Dataset records
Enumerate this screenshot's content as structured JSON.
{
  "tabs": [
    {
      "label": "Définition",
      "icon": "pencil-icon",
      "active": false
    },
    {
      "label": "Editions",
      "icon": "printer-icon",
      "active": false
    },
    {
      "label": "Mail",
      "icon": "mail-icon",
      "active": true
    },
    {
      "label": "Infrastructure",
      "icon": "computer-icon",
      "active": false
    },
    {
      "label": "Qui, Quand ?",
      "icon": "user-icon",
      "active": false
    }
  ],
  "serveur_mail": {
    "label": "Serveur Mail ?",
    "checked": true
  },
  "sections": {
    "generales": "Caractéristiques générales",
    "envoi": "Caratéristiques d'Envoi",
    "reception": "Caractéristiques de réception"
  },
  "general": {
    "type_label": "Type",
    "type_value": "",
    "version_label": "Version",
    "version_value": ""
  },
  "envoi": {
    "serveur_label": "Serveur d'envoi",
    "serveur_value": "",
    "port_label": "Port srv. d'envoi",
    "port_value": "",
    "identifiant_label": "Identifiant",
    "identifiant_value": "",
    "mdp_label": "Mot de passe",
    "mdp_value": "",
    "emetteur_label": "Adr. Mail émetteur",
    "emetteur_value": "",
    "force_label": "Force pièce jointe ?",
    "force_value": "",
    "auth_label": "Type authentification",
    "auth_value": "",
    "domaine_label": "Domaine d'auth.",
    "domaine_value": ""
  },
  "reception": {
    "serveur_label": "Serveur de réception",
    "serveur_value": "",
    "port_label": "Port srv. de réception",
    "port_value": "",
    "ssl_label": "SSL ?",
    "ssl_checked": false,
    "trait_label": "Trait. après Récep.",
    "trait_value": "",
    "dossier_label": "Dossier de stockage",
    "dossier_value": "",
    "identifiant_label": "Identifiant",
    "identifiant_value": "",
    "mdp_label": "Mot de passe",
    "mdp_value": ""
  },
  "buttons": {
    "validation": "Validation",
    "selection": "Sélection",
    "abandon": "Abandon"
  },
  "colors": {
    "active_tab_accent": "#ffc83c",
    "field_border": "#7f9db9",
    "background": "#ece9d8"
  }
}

— Work to be completed —
Copy out every line with the word "Caractéristiques".

— Output for this exercise —
    "generales": "Caractéristiques générales",
    "reception": "Caractéristiques de réception"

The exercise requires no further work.